■ To do
Of the lines in the data below, count the ones holding the string "JSON", and answer with that number only.

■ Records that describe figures
○ ○ ○ ○
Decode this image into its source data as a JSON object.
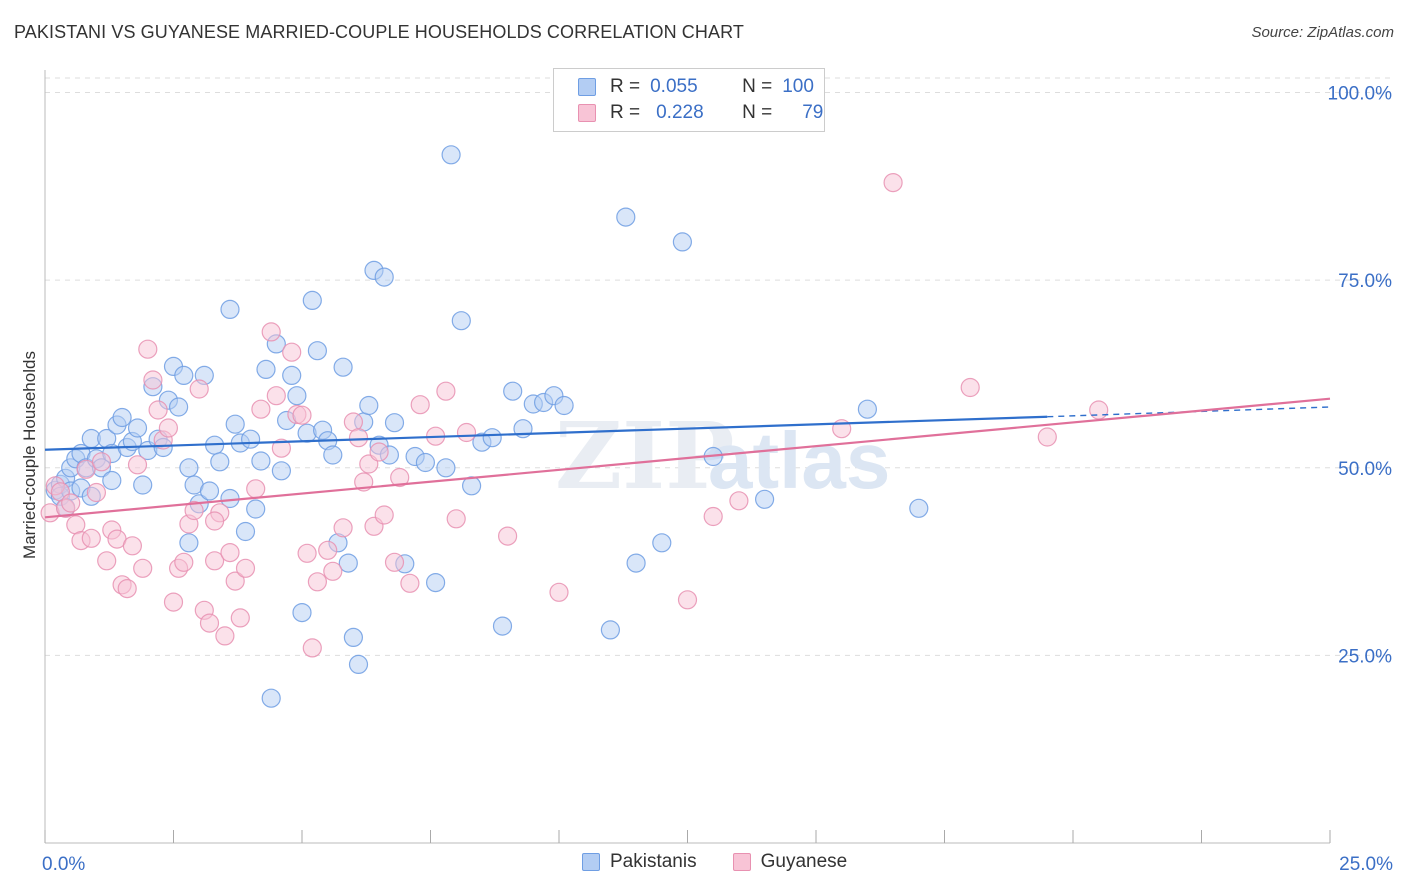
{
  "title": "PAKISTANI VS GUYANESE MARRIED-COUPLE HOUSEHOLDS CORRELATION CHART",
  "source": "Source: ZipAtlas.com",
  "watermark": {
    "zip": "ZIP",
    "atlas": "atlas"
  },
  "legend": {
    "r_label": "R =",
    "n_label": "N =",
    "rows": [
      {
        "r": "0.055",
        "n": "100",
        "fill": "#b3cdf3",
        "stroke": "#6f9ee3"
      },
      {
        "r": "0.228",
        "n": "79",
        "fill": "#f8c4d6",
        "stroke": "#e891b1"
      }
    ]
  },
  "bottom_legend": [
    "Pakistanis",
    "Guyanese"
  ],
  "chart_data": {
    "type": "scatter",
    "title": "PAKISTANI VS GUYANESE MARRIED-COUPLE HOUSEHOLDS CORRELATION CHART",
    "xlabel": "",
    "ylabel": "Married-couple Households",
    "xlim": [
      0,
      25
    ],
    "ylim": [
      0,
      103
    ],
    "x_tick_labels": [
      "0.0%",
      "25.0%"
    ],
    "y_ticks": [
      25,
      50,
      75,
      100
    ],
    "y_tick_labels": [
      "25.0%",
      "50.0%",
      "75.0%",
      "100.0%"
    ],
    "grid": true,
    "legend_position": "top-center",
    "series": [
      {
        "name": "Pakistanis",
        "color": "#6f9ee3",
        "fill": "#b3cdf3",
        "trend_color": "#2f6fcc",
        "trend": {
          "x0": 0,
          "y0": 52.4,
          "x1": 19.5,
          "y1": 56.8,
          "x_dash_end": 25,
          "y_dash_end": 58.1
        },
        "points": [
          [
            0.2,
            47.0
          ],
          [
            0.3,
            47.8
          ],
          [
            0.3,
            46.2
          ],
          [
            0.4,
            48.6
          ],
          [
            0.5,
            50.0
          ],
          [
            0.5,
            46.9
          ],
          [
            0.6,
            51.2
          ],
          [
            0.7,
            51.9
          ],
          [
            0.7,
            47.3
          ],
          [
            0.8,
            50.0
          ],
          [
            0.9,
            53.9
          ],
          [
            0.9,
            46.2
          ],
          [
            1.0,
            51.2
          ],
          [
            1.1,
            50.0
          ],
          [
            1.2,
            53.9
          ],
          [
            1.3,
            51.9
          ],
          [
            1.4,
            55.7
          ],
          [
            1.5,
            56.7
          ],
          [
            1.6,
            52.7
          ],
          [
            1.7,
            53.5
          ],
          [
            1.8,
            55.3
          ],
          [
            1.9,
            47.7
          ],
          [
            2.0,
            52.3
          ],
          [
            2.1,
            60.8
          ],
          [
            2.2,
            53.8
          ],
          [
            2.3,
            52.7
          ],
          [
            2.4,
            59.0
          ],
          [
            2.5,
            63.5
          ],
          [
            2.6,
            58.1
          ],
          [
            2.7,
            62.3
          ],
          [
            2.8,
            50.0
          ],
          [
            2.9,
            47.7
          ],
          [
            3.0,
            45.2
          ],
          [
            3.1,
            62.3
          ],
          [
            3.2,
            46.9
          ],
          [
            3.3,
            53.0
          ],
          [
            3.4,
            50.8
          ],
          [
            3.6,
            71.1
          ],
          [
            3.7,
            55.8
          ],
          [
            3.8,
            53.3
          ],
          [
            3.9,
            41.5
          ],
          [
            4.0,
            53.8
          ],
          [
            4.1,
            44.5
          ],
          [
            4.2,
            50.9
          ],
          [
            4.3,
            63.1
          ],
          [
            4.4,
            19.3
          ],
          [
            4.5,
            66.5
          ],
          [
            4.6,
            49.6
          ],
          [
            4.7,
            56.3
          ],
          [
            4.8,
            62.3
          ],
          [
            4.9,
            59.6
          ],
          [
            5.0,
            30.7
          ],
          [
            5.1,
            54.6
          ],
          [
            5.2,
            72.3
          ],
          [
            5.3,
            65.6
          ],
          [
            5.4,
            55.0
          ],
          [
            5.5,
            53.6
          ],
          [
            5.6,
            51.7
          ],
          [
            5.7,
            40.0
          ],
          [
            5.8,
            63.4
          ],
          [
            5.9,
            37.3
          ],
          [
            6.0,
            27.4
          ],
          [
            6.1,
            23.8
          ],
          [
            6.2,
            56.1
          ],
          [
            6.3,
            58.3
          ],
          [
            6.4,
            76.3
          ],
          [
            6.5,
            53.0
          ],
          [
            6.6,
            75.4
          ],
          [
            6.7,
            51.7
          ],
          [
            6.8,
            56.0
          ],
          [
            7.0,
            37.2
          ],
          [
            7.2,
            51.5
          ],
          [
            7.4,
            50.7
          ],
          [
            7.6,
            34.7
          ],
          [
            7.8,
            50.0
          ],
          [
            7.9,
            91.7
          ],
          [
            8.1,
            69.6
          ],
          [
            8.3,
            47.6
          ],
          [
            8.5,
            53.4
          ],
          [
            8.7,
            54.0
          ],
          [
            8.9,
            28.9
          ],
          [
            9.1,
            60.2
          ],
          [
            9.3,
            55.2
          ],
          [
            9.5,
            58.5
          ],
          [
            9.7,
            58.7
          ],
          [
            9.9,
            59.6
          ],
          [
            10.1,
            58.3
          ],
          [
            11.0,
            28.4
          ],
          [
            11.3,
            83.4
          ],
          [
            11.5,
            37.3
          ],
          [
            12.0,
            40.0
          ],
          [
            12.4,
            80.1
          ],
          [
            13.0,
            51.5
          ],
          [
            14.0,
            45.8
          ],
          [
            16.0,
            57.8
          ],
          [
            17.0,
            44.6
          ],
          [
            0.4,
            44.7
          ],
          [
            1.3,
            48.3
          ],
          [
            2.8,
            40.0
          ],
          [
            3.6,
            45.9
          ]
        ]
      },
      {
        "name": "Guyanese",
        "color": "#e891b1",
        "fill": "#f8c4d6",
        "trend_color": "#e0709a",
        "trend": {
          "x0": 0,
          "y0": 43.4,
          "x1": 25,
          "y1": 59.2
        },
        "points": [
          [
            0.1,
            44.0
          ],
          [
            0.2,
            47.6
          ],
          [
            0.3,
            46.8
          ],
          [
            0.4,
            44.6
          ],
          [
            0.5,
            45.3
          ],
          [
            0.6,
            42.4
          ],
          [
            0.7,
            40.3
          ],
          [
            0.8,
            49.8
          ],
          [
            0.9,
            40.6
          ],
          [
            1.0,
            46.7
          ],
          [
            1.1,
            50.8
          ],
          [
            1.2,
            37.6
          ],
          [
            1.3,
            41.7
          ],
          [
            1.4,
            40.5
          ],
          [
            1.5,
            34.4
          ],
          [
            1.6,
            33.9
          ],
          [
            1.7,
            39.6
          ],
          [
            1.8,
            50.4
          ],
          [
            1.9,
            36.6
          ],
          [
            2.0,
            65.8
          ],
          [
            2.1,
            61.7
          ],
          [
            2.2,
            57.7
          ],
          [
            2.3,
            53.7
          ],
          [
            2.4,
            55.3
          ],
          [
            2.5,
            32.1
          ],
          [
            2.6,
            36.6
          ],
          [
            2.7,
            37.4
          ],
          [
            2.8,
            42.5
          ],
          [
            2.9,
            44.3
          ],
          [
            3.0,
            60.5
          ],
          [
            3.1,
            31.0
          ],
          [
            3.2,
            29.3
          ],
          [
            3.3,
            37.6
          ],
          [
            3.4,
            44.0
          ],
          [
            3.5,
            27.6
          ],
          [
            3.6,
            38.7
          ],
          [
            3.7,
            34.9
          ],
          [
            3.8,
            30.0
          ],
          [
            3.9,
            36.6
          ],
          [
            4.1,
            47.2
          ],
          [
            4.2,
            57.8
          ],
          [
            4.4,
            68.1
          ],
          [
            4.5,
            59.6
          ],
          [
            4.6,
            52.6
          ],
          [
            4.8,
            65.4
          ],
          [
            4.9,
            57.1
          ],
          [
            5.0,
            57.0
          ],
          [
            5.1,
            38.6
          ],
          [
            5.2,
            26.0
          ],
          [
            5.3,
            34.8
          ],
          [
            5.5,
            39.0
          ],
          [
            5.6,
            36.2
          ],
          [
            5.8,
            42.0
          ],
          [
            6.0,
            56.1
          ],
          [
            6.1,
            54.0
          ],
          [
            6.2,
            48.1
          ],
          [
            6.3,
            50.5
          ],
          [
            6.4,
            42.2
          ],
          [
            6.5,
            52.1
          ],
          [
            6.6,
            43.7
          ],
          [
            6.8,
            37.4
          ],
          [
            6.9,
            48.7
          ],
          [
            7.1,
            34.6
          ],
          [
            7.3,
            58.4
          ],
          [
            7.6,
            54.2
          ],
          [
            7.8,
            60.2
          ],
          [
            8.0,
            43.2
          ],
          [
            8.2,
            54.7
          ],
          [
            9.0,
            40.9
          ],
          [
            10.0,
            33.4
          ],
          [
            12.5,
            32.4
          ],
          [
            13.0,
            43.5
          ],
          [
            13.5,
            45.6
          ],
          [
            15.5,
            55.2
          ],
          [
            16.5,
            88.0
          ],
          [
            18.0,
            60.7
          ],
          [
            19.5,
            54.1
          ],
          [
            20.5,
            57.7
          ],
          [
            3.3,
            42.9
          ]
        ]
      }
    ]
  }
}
○ ○ ○ ○
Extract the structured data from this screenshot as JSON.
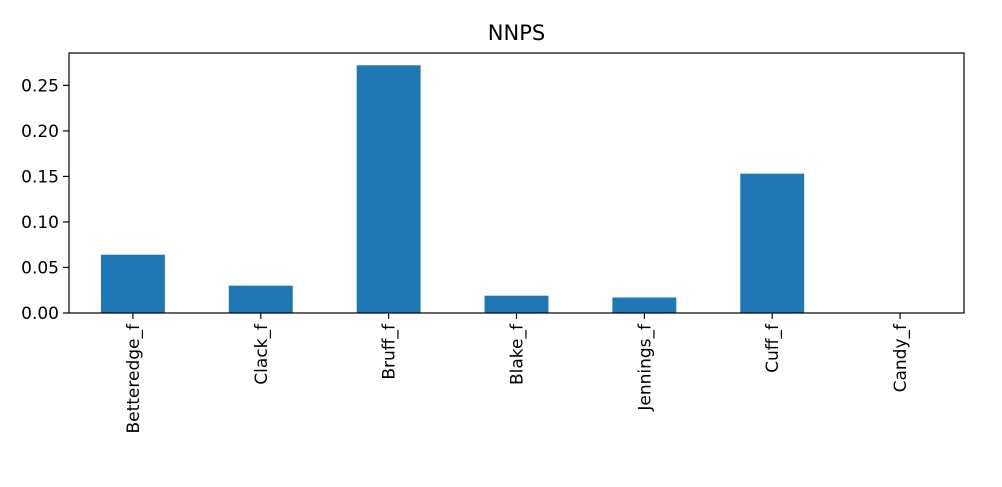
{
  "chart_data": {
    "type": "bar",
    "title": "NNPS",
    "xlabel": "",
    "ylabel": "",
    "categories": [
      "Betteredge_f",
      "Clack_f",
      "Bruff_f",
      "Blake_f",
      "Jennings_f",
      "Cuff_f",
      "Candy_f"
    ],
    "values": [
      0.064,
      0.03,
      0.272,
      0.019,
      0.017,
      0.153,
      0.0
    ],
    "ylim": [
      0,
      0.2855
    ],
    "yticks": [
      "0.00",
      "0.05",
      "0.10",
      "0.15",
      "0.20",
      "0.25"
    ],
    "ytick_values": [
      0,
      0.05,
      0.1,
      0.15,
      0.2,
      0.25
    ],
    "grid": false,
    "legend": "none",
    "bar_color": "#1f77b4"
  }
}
○ ○ ○ ○
■ Written reply
2